### Text to read
** Begin **
Slow performance when backing up remote servers with the TCP Offload Engine (TOE) feature enabled on network cards and/or Windows 2003 SP2 Scalable Networking Pack (SNP) is enabled. Please note that most topics discussed in this article are applicable to later versions of Windows Operating System.


Windows 2003 Service Pack 2 introduced a new update called SNP (Scalable Networking Pack) . This utilizes a feature in newer network cards called TCP/IP Offload Engine (TOE ) or TCP Chimney.  Some servers that have this feature enabled experience throughput or connectivity issues when used in conjunction with certain NICs (Network Interface Cards) between the media server and remote machines.  
TCP Offload Engine is an emerging technology which is designed to offload TCP stack handling from the main system CPU to a processor built into NIC cards.  This technology is still relatively new, and when engaged, has been known to cause unstable connections.  This results in dropped sockets, dropped packets, packet reordering, packet retransmits and ultimately slow or failed backups.
There are two types of TCP offloads - stateful and stateless.
Stateful offload:
TCP Chimney is a stateful offload. TCP Chimney offload enables TCP/IP processing to be offloaded to network adapters that can handle the TCP/IP processing in hardware.
The Windows 2003 TCP Chimney setting and several Network Card (NIC) settings have been known to interfere with successful inter process communication and connectivity over TCP/IP networks.
** End **
### What you are asked to do
Using the article on TCP Offload Engine and slow backups, explain in one to three sentences why turning on TOE can lead to slow or failed backups.

### Data records
** Begin **
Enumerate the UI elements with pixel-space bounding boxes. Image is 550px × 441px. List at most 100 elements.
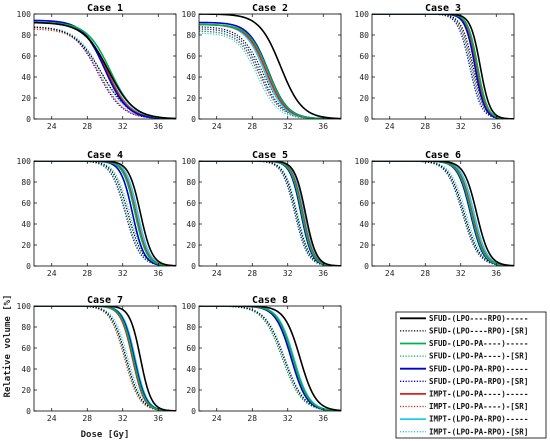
series-line <box>34 306 176 411</box>
legend-label: IMPT-(LPO-PA-RPO)-[SR] <box>429 427 528 436</box>
series-line <box>34 161 176 266</box>
series-line <box>199 306 341 411</box>
series-line <box>34 161 176 266</box>
panels: Case 1 24 28 32 36 0 20 40 60 80 100 Case 2 24 28 32 36… <box>17 3 515 423</box>
series-line <box>372 161 514 266</box>
series-line <box>199 306 341 411</box>
legend-label: IMPT-(LPO-PA-RPO)----- <box>429 415 528 424</box>
axes-box <box>198 13 342 120</box>
y-tick-label: 80 <box>21 31 31 40</box>
curves <box>199 14 341 119</box>
x-tick-label: 24 <box>385 122 395 131</box>
y-tick-label: 80 <box>186 31 196 40</box>
y-tick-label: 80 <box>359 31 369 40</box>
series-line <box>34 21 176 119</box>
series-line <box>199 161 341 266</box>
panel-title: Case 6 <box>425 150 461 161</box>
series-line <box>199 306 341 411</box>
legend-label: SFUD-(LPO----RPO)-[SR] <box>429 327 528 336</box>
x-tick-label: 24 <box>212 414 222 423</box>
panel-title: Case 8 <box>252 295 288 306</box>
series-line <box>199 306 341 411</box>
x-tick-label: 28 <box>247 414 257 423</box>
x-tick-label: 28 <box>420 269 430 278</box>
panel-title: Case 1 <box>87 3 123 14</box>
series-line <box>372 161 514 266</box>
y-tick-label: 0 <box>191 407 196 416</box>
y-tick-label: 100 <box>182 302 197 311</box>
panel-4: Case 4 24 28 32 36 0 20 40 60 80 100 <box>17 150 177 278</box>
x-tick-label: 32 <box>456 122 466 131</box>
curves <box>372 14 514 119</box>
curves <box>34 161 176 266</box>
y-tick-label: 40 <box>359 220 369 229</box>
x-tick-label: 24 <box>47 414 57 423</box>
series-line <box>199 14 341 119</box>
x-tick-label: 32 <box>118 269 128 278</box>
axes-box <box>371 160 515 267</box>
y-tick-label: 20 <box>359 94 369 103</box>
series-line <box>199 306 341 411</box>
series-line <box>199 161 341 266</box>
series-line <box>199 161 341 266</box>
series-line <box>199 306 341 411</box>
series-line <box>199 161 341 266</box>
panel-title: Case 7 <box>87 295 123 306</box>
y-tick-label: 0 <box>191 262 196 271</box>
series-line <box>199 161 341 266</box>
panel-3: Case 3 24 28 32 36 0 20 40 60 80 100 <box>355 3 515 131</box>
y-tick-label: 20 <box>21 94 31 103</box>
series-line <box>34 161 176 266</box>
y-tick-label: 80 <box>21 323 31 332</box>
y-tick-label: 0 <box>26 407 31 416</box>
series-line <box>34 161 176 266</box>
panel-7: Case 7 24 28 32 36 0 20 40 60 80 100 <box>17 295 177 423</box>
y-tick-label: 60 <box>186 199 196 208</box>
panel-2: Case 2 24 28 32 36 0 20 40 60 80 100 <box>182 3 342 131</box>
series-line <box>34 306 176 411</box>
series-line <box>199 21 341 119</box>
series-line <box>34 306 176 411</box>
y-tick-label: 80 <box>21 178 31 187</box>
y-tick-label: 60 <box>21 52 31 61</box>
axes-box <box>198 160 342 267</box>
axes-box <box>33 13 177 120</box>
y-tick-label: 100 <box>355 10 370 19</box>
series-line <box>372 14 514 119</box>
series-line <box>199 161 341 266</box>
series-line <box>34 19 176 119</box>
series-line <box>372 161 514 266</box>
y-tick-label: 0 <box>26 262 31 271</box>
x-tick-label: 28 <box>420 122 430 131</box>
x-tick-label: 32 <box>118 122 128 131</box>
series-line <box>372 161 514 266</box>
series-line <box>372 161 514 266</box>
x-tick-label: 32 <box>283 269 293 278</box>
series-line <box>372 14 514 119</box>
y-tick-label: 20 <box>186 386 196 395</box>
series-line <box>34 306 176 411</box>
x-tick-label: 36 <box>318 414 328 423</box>
series-line <box>199 161 341 266</box>
series-line <box>34 28 176 119</box>
legend-label: SFUD-(LPO-PA----)-[SR] <box>429 352 528 361</box>
panel-title: Case 3 <box>425 3 461 14</box>
series-line <box>34 306 176 411</box>
panel-title: Case 2 <box>252 3 288 14</box>
x-tick-label: 28 <box>82 269 92 278</box>
x-tick-label: 32 <box>118 414 128 423</box>
y-axis-label: Relative volume [%] <box>2 295 13 398</box>
series-line <box>34 161 176 266</box>
series-line <box>34 161 176 266</box>
series-line <box>372 14 514 119</box>
series-line <box>199 161 341 266</box>
y-tick-label: 80 <box>186 178 196 187</box>
x-tick-label: 24 <box>212 122 222 131</box>
legend-label: IMPT-(LPO-PA----)-[SR] <box>429 402 528 411</box>
y-tick-label: 100 <box>182 157 197 166</box>
y-tick-label: 0 <box>364 115 369 124</box>
legend-label: SFUD-(LPO-PA-RPO)----- <box>429 364 528 373</box>
y-tick-label: 100 <box>17 302 32 311</box>
series-line <box>372 14 514 119</box>
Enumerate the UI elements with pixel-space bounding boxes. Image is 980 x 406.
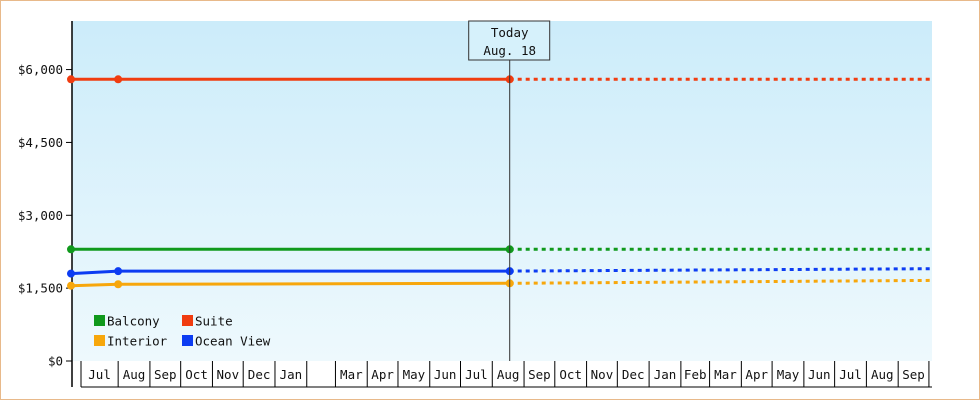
x-tick-label: Aug	[871, 367, 894, 382]
legend-label: Suite	[195, 314, 233, 329]
x-tick-label: Aug	[123, 367, 146, 382]
data-point	[67, 75, 75, 84]
data-point	[114, 280, 123, 289]
x-tick-label: Nov	[217, 367, 240, 382]
today-label: Today	[491, 25, 529, 40]
x-tick-label: Apr	[745, 367, 768, 382]
data-point	[67, 269, 75, 278]
legend-label: Interior	[107, 334, 168, 349]
x-tick-label: Dec	[622, 367, 645, 382]
x-tick-label: Mar	[714, 367, 737, 382]
x-tick-label: Jun	[434, 367, 457, 382]
legend-swatch	[182, 315, 193, 326]
x-tick-label: Jul	[88, 367, 111, 382]
x-tick-label: May	[777, 367, 800, 382]
y-tick-label: $4,500	[18, 135, 63, 150]
forecast-line	[509, 278, 933, 285]
x-tick-label: Apr	[371, 367, 394, 382]
x-tick-label: Sep	[154, 367, 177, 382]
data-point	[114, 75, 123, 84]
x-tick-label: Nov	[591, 367, 614, 382]
y-tick-label: $1,500	[18, 281, 63, 296]
x-tick-label: Sep	[902, 367, 925, 382]
x-tick-label: Jul	[839, 367, 862, 382]
today-label-box	[468, 20, 551, 61]
legend-swatch	[94, 335, 105, 346]
legend-swatch	[94, 315, 105, 326]
data-point	[67, 245, 75, 254]
forecast-line	[509, 267, 933, 273]
data-point	[114, 267, 123, 276]
legend-label: Balcony	[107, 314, 160, 329]
y-tick-label: $0	[48, 354, 63, 369]
legend-label: Ocean View	[195, 334, 271, 349]
y-tick-label: $3,000	[18, 208, 63, 223]
x-tick-label: Sep	[528, 367, 551, 382]
today-date-label: Aug. 18	[483, 43, 536, 58]
x-tick-label: Aug	[497, 367, 520, 382]
x-tick-label: Jul	[465, 367, 488, 382]
y-tick-label: $6,000	[18, 62, 63, 77]
x-tick-label: Jun	[808, 367, 831, 382]
x-tick-label: Oct	[559, 367, 582, 382]
x-tick-label: Mar	[340, 367, 363, 382]
plot-background	[72, 21, 932, 361]
x-tick-label: May	[403, 367, 426, 382]
x-tick-label: Feb	[684, 367, 707, 382]
data-point	[67, 281, 75, 290]
x-tick-label: Dec	[248, 367, 271, 382]
x-tick-label: Oct	[185, 367, 208, 382]
x-tick-label: Jan	[654, 367, 677, 382]
legend-swatch	[182, 335, 193, 346]
x-tick-label: Jan	[280, 367, 303, 382]
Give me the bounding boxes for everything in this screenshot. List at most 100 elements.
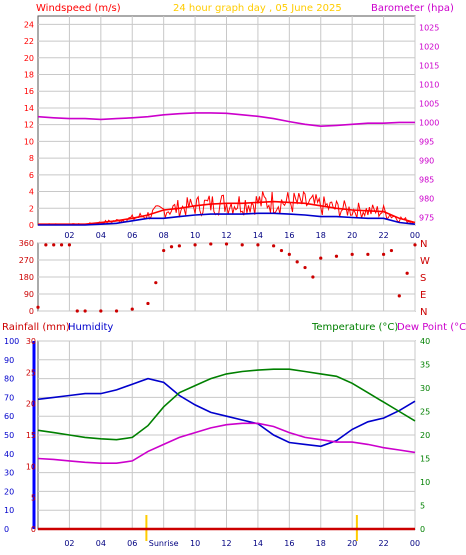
winddir-tick-label: 0: [29, 307, 34, 316]
x-tick-label: 20: [347, 231, 357, 240]
winddir-point: [193, 243, 197, 247]
winddir-point: [334, 254, 339, 258]
windspeed-tick-label: 10: [24, 137, 34, 146]
windspeed-line: [38, 200, 416, 225]
barometer-tick-label: 1020: [419, 42, 439, 51]
x-tick-label: 04: [96, 231, 106, 240]
rainfall-tick-label: 25: [26, 368, 36, 377]
humidity-label: Humidity: [68, 322, 113, 333]
rainfall-tick-label: 5: [31, 494, 36, 503]
x-tick-label: 00: [410, 539, 420, 548]
winddir-point: [397, 294, 401, 298]
compass-tick-label: N: [420, 307, 427, 318]
windspeed-tick-label: 14: [24, 104, 34, 113]
windspeed-tick-label: 18: [24, 71, 34, 80]
barometer-tick-label: 1005: [419, 99, 439, 108]
winddir-tick-label: 360: [19, 239, 34, 248]
winddir-point: [366, 252, 370, 256]
winddir-point: [59, 243, 64, 247]
winddir-point: [311, 275, 315, 279]
x-tick-label: 12: [221, 539, 231, 548]
humidity-tick-label: 30: [4, 469, 14, 478]
barometer-tick-label: 1010: [419, 80, 439, 89]
x-tick-label: 20: [347, 539, 357, 548]
barometer-tick-label: 975: [419, 213, 434, 222]
temperature-tick-label: 40: [420, 337, 430, 346]
humidity-tick-label: 50: [4, 431, 14, 440]
winddir-point: [303, 265, 307, 270]
windspeed-tick-label: 0: [29, 221, 34, 230]
humidity-axis: 0 10 20 30 40 50 60 70 80 90 100: [4, 337, 19, 534]
humidity-tick-label: 80: [4, 375, 14, 384]
barometer-tick-label: 1000: [419, 118, 439, 127]
compass-tick-label: E: [420, 290, 426, 301]
winddir-point: [154, 281, 158, 285]
temperature-label: Temperature (°C): [311, 322, 398, 333]
temperature-tick-label: 15: [420, 455, 430, 464]
humidity-tick-label: 100: [4, 337, 19, 346]
wind-baro-grid: [38, 16, 416, 226]
x-tick-label: 14: [253, 539, 263, 548]
x-tick-label: Sunrise: [149, 539, 179, 548]
windspeed-tick-label: 2: [29, 204, 34, 213]
windspeed-tick-label: 24: [24, 20, 34, 29]
barometer-tick-label: 1025: [419, 23, 439, 32]
windspeed-avg-line: [38, 212, 416, 226]
winddir-point: [389, 248, 394, 253]
winddir-point: [350, 252, 354, 256]
barometer-tick-label: 995: [419, 137, 434, 146]
temperature-axis: 0 5 10 15 20 25 30 35 40: [420, 337, 430, 534]
winddir-point: [287, 252, 291, 256]
humidity-tick-label: 0: [4, 525, 9, 534]
rainfall-tick-label: 30: [26, 337, 36, 346]
barometer-tick-label: 985: [419, 175, 434, 184]
x-tick-label: 22: [378, 539, 388, 548]
winddir-tick-label: 90: [24, 290, 34, 299]
barometer-tick-label: 980: [419, 194, 434, 203]
windspeed-title: Windspeed (m/s): [36, 3, 121, 14]
x-tick-label: 08: [159, 231, 169, 240]
x-tick-label: 02: [64, 539, 74, 548]
x-tick-label: 04: [96, 539, 106, 548]
compass-tick-label: N: [420, 239, 427, 250]
windspeed-tick-label: 4: [29, 188, 34, 197]
wind-baro-x-axis: 02 04 06 08 10 12 14 16 18 20 22 00: [64, 231, 420, 240]
winddir-point: [75, 309, 79, 313]
temperature-tick-label: 10: [420, 478, 430, 487]
winddir-point: [319, 256, 323, 260]
barometer-axis: 975 980 985 990 995 1000 1005 1010 1015 1020 1025: [419, 23, 439, 222]
x-tick-label: 06: [127, 539, 137, 548]
windspeed-tick-label: 22: [24, 37, 34, 46]
winddir-point: [279, 248, 284, 253]
temperature-tick-label: 20: [420, 431, 430, 440]
temperature-tick-label: 5: [420, 502, 425, 511]
x-tick-label: 14: [253, 231, 263, 240]
winddir-point: [177, 244, 181, 248]
winddir-tick-label: 180: [19, 273, 34, 282]
humidity-tick-label: 20: [4, 487, 14, 496]
temp-hum-grid: [38, 340, 416, 530]
winddir-point: [209, 242, 213, 246]
winddir-point: [413, 243, 417, 247]
x-tick-label: 10: [190, 539, 200, 548]
barometer-title: Barometer (hpa): [371, 3, 454, 14]
x-tick-label: 02: [64, 231, 74, 240]
winddir-point: [99, 309, 103, 313]
winddir-point: [130, 307, 134, 311]
x-tick-label: 00: [410, 231, 420, 240]
temperature-tick-label: 30: [420, 384, 430, 393]
winddir-point: [272, 244, 276, 248]
temperature-line: [37, 368, 416, 441]
windspeed-tick-label: 8: [29, 154, 34, 163]
x-tick-label: 16: [284, 539, 294, 548]
dewpoint-label: Dew Point (°C): [397, 322, 466, 333]
temp-hum-series: [37, 368, 416, 531]
x-tick-label: 16: [284, 231, 294, 240]
humidity-tick-label: 70: [4, 393, 14, 402]
chart-title: 24 hour graph day , 05 June 2025: [173, 3, 342, 14]
winddir-point: [67, 243, 72, 247]
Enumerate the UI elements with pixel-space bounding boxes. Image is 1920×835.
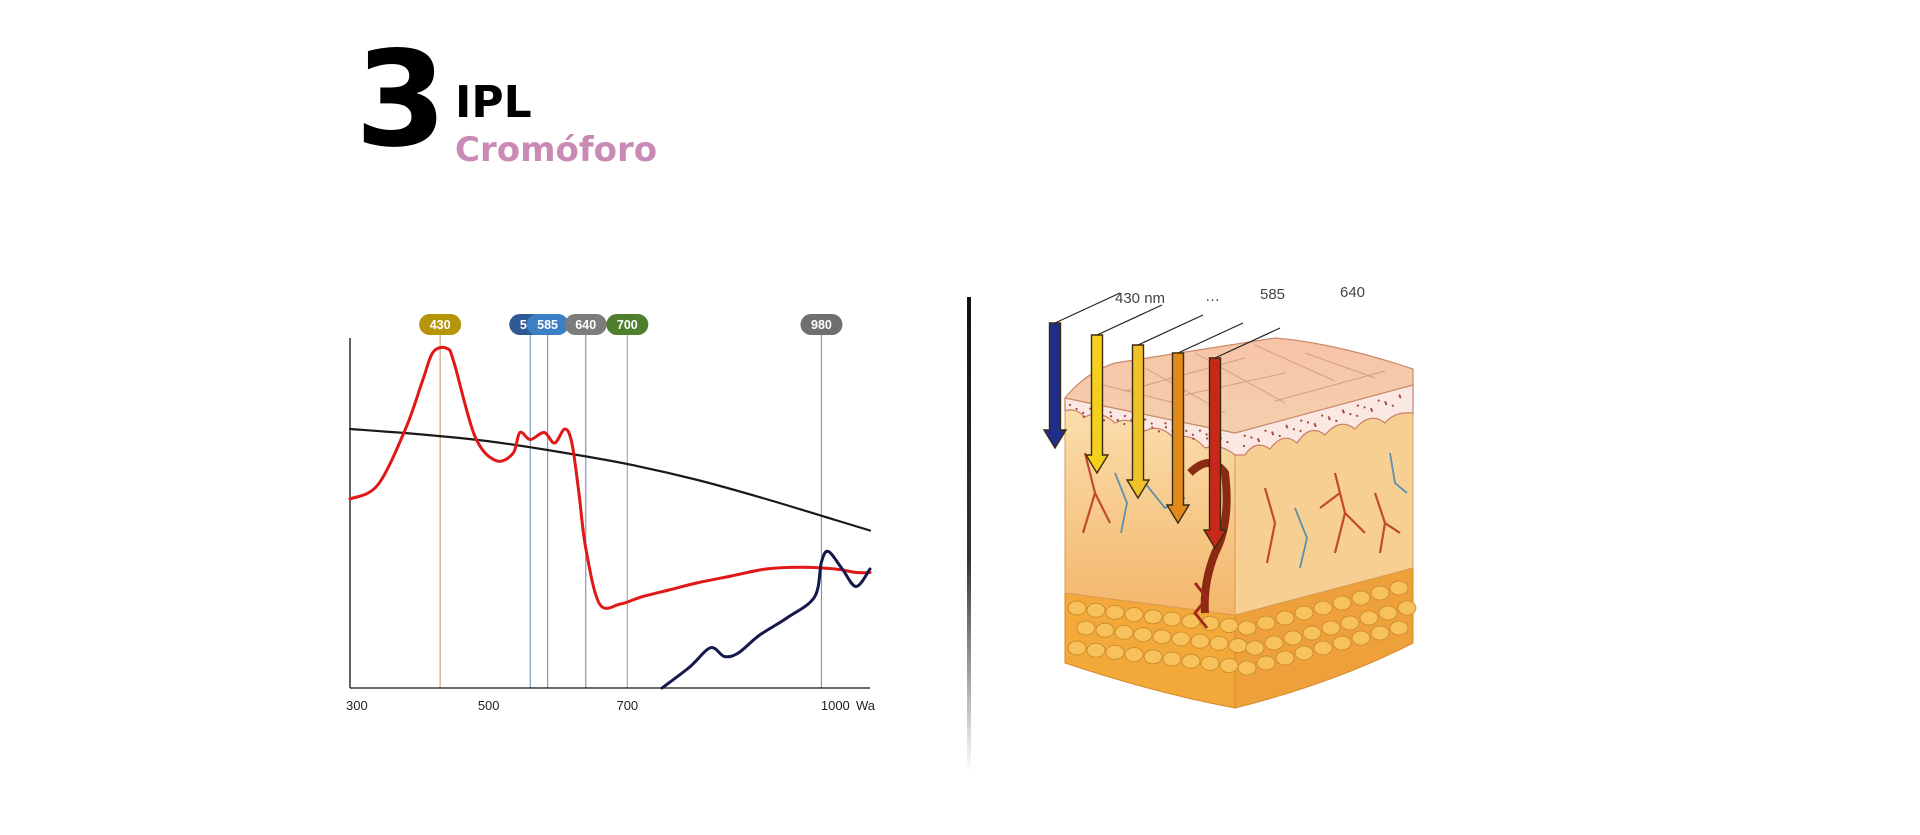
arrow-leader-5 (1214, 327, 1281, 359)
skin-wavelength-label: 640 (1340, 284, 1365, 301)
x-axis-label: Wa (856, 698, 876, 713)
vein (1114, 472, 1128, 534)
light-arrow-1 (1042, 322, 1068, 450)
arrow-leader-2 (1096, 304, 1163, 336)
blood-vessel (1263, 487, 1277, 564)
blood-vessel (1081, 452, 1111, 534)
page-subtitle: Cromóforo (455, 130, 658, 170)
light-arrow-4 (1165, 352, 1191, 525)
skin-diagram: 430 nm … 585 640 (1042, 284, 1417, 709)
series-line-1 (348, 427, 872, 532)
fat-layer-side (1234, 567, 1414, 709)
skin-surface (1063, 337, 1414, 434)
x-tick-label-300: 300 (346, 698, 368, 713)
light-arrow-3 (1125, 344, 1151, 500)
vein (1294, 507, 1308, 569)
marker-pill-430 (419, 314, 462, 335)
series-line-2 (348, 345, 872, 610)
arrow-leader-3 (1137, 314, 1204, 346)
page-title: IPL (455, 77, 532, 128)
x-tick-label-500: 500 (478, 698, 500, 713)
marker-label-585: 585 (537, 318, 558, 332)
skin-wavelength-label: 430 nm (1115, 290, 1165, 307)
vein (1389, 452, 1408, 494)
x-tick-label-700: 700 (616, 698, 638, 713)
blood-vessel (1319, 472, 1366, 554)
hair-root (1193, 582, 1209, 629)
series-line-3 (660, 549, 872, 690)
x-tick-label-1000: 1000 (821, 698, 850, 713)
marker-label-430: 430 (430, 318, 451, 332)
marker-pill-585 (526, 314, 569, 335)
arrow-leader-4 (1177, 322, 1244, 354)
light-arrow-2 (1084, 334, 1110, 475)
section-number: 3 (355, 23, 447, 177)
marker-label-700: 700 (617, 318, 638, 332)
blood-vessel (1373, 492, 1401, 554)
arrow-leader-1 (1054, 292, 1121, 324)
marker-pill-980 (800, 314, 843, 335)
marker-pill-700 (606, 314, 649, 335)
absorption-chart: 4305605856407009803005007001000Wa (346, 314, 876, 713)
marker-label-640: 640 (575, 318, 596, 332)
light-arrow-5 (1202, 357, 1228, 550)
marker-pill-640 (564, 314, 607, 335)
skin-wavelength-label: 585 (1260, 286, 1285, 303)
marker-label-980: 980 (811, 318, 832, 332)
vertical-divider (967, 297, 971, 772)
skin-wavelength-label: … (1205, 288, 1220, 305)
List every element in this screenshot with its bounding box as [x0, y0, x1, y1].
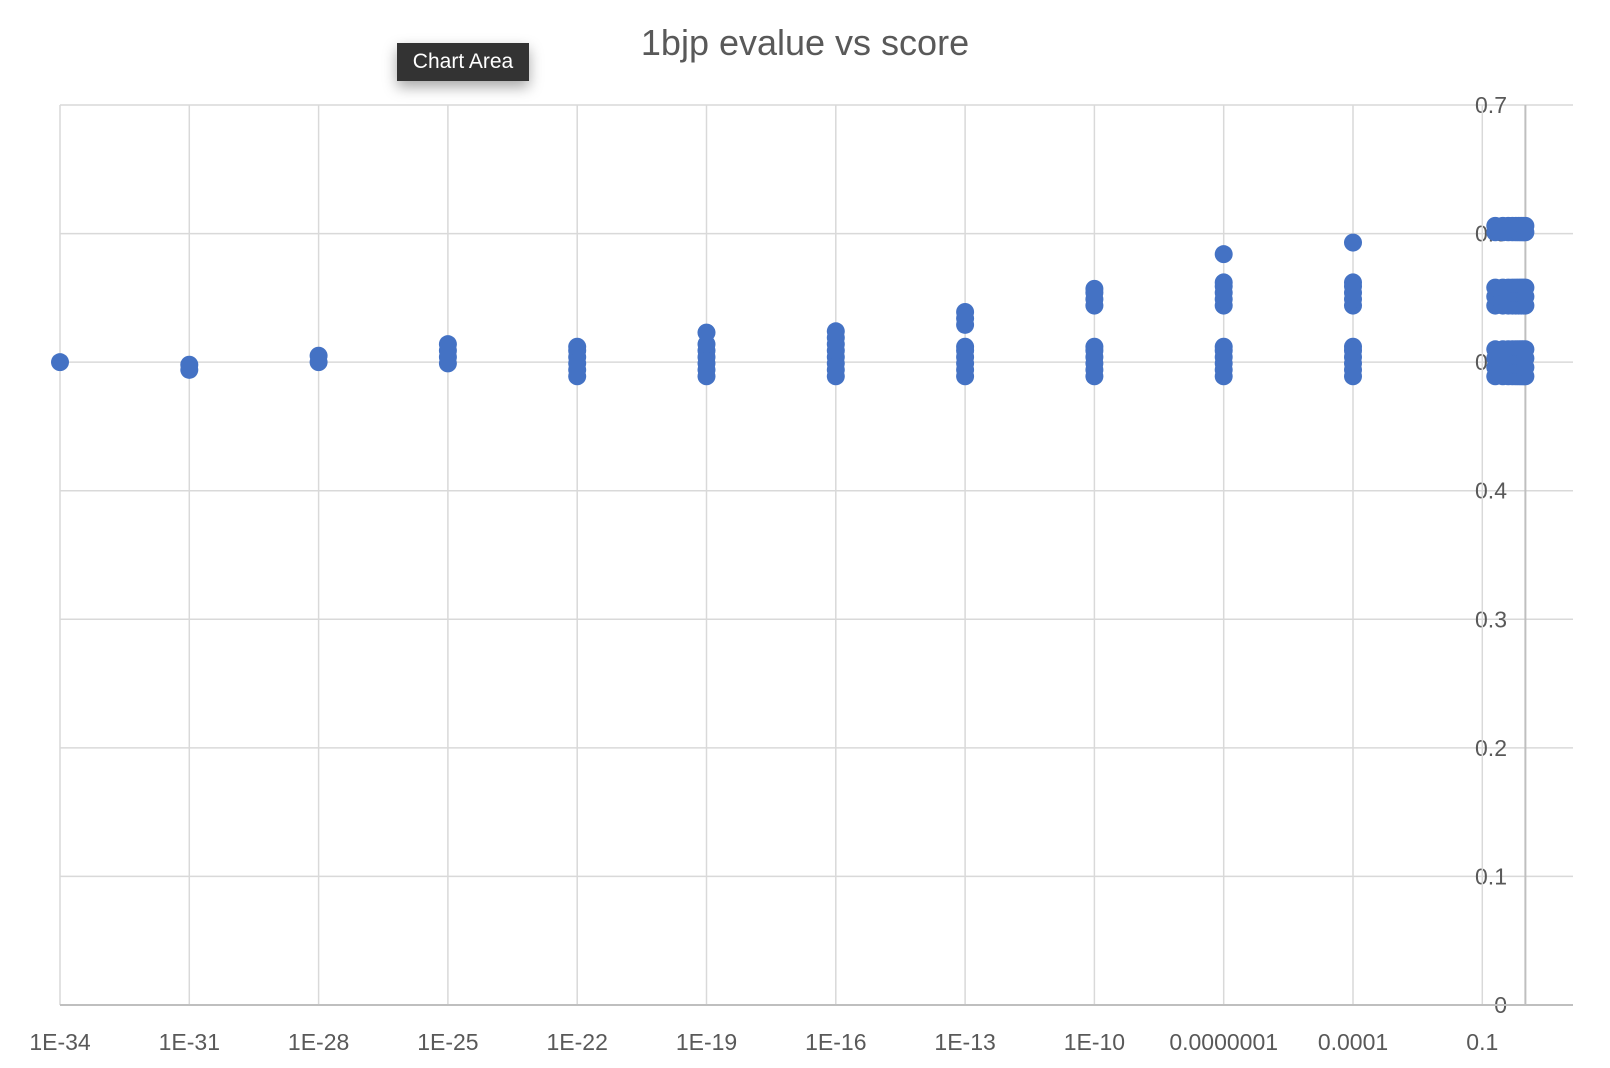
** End **
### The reply
TOE is still relatively new and, when engaged, has been known to cause unstable connections. Those unstable connections lead to dropped sockets, dropped packets, packet reordering and packet retransmits, which in turn end in slow or failed backups.